*WORK REQUIRED:*
Below are records; transcribe only the line with "What does this" and those after it, through the last line, without any change.

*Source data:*
────────────────

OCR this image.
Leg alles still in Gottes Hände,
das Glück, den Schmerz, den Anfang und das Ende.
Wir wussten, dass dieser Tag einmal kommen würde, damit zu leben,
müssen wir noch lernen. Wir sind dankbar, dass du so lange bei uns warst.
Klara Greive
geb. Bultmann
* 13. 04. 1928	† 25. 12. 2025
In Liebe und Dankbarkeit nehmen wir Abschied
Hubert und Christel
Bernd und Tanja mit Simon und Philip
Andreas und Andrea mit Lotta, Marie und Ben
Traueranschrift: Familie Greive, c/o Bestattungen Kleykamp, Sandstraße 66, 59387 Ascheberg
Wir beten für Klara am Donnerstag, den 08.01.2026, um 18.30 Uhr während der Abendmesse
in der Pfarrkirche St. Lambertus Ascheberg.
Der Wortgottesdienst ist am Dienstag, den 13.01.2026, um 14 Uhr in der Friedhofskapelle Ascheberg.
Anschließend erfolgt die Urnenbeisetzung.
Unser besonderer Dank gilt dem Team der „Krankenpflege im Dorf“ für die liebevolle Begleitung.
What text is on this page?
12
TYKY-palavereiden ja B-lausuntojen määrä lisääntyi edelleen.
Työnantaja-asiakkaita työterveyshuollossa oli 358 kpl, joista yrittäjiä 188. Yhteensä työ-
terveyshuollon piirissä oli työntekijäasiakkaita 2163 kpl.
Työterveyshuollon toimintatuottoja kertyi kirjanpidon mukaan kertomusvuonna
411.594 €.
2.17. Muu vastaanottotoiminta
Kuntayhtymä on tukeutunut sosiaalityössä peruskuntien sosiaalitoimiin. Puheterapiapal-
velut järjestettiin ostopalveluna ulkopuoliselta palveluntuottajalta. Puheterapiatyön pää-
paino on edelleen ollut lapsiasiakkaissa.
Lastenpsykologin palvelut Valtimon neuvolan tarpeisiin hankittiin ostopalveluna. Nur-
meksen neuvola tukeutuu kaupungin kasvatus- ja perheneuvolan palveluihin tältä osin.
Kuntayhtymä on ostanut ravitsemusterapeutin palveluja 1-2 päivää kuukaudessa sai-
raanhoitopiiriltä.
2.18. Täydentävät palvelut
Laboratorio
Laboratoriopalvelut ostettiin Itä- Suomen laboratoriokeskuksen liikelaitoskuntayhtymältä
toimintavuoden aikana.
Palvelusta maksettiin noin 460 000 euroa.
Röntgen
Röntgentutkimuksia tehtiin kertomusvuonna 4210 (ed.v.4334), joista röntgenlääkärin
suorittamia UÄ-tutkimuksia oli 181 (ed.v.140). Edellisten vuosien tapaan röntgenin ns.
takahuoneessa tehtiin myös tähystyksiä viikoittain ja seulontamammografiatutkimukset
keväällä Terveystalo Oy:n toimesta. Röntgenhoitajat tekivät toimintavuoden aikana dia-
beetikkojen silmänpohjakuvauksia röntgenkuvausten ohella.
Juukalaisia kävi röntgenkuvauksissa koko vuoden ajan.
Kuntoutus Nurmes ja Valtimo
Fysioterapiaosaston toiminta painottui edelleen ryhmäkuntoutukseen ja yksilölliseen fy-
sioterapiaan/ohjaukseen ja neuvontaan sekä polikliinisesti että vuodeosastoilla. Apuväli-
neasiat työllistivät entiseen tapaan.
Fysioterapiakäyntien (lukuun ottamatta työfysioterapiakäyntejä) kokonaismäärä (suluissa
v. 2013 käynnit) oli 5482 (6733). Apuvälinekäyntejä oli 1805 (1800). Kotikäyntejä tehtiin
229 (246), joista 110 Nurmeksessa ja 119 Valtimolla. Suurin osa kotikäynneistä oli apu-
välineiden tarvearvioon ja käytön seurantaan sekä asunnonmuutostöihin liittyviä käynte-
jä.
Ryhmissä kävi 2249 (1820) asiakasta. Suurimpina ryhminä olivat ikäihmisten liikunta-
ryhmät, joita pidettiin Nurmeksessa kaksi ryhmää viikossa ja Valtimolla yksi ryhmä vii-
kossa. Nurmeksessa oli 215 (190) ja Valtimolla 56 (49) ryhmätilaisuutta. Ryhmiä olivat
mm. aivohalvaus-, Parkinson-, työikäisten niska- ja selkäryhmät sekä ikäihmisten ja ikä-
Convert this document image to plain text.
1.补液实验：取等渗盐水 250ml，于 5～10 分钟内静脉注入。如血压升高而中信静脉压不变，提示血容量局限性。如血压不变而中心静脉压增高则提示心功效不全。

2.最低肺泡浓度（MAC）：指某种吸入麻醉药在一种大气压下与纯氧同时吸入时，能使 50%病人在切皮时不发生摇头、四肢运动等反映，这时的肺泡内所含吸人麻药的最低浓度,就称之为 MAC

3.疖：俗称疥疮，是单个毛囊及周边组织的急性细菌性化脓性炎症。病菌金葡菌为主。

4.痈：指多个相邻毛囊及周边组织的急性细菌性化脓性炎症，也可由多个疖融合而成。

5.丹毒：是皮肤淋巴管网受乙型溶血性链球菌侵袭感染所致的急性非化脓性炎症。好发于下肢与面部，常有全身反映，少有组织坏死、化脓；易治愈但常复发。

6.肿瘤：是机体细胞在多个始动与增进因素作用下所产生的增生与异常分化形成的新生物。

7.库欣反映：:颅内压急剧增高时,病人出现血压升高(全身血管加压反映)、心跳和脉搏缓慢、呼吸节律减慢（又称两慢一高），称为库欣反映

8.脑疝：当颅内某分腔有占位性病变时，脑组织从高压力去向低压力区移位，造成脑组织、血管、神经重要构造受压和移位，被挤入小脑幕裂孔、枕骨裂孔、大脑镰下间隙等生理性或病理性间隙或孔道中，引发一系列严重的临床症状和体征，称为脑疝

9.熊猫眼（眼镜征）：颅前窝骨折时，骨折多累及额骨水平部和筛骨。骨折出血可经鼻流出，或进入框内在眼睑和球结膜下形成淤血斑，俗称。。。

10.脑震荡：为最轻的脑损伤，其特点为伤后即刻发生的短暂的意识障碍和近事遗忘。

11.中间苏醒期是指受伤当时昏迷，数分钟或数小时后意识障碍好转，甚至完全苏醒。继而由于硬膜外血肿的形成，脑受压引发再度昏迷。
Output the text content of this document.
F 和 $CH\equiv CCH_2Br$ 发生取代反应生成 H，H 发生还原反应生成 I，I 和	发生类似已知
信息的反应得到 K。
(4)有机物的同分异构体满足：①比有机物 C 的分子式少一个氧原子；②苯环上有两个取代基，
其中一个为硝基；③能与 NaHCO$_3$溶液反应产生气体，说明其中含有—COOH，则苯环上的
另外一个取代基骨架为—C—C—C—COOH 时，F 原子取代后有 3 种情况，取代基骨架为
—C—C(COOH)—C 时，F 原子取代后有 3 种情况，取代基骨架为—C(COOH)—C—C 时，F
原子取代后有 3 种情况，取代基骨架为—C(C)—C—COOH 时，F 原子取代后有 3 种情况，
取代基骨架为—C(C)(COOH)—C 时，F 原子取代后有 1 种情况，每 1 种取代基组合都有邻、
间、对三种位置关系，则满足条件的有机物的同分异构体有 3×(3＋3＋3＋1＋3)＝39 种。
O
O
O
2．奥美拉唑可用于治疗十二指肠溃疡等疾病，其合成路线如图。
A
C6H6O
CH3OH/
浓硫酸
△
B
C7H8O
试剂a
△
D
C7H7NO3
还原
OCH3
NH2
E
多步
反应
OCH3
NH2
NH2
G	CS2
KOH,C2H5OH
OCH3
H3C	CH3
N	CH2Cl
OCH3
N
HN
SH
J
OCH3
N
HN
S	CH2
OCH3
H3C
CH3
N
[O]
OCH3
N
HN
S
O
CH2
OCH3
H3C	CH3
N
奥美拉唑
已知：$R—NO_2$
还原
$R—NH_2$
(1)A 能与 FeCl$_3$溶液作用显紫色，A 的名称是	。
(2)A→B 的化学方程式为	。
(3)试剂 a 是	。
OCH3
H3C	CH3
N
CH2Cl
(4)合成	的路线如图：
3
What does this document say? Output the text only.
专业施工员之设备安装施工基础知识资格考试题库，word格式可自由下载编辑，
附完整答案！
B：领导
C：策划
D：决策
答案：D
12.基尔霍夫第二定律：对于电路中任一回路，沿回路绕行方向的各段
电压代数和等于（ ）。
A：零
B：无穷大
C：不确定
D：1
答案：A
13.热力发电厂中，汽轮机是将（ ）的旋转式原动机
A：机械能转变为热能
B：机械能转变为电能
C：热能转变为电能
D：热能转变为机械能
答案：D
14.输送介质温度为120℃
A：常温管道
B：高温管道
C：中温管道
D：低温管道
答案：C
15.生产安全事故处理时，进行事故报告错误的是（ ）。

────────────────

*RESPONSE TO THIS TASK:*
What does this document say? Output the text only.
专业施工员之设备安装施工基础知识资格考试题库，word格式可自由下载编辑，
附完整答案！
B：领导
C：策划
D：决策
答案：D
12.基尔霍夫第二定律：对于电路中任一回路，沿回路绕行方向的各段
电压代数和等于（ ）。
A：零
B：无穷大
C：不确定
D：1
答案：A
13.热力发电厂中，汽轮机是将（ ）的旋转式原动机
A：机械能转变为热能
B：机械能转变为电能
C：热能转变为电能
D：热能转变为机械能
答案：D
14.输送介质温度为120℃
A：常温管道
B：高温管道
C：中温管道
D：低温管道
答案：C
15.生产安全事故处理时，进行事故报告错误的是（ ）。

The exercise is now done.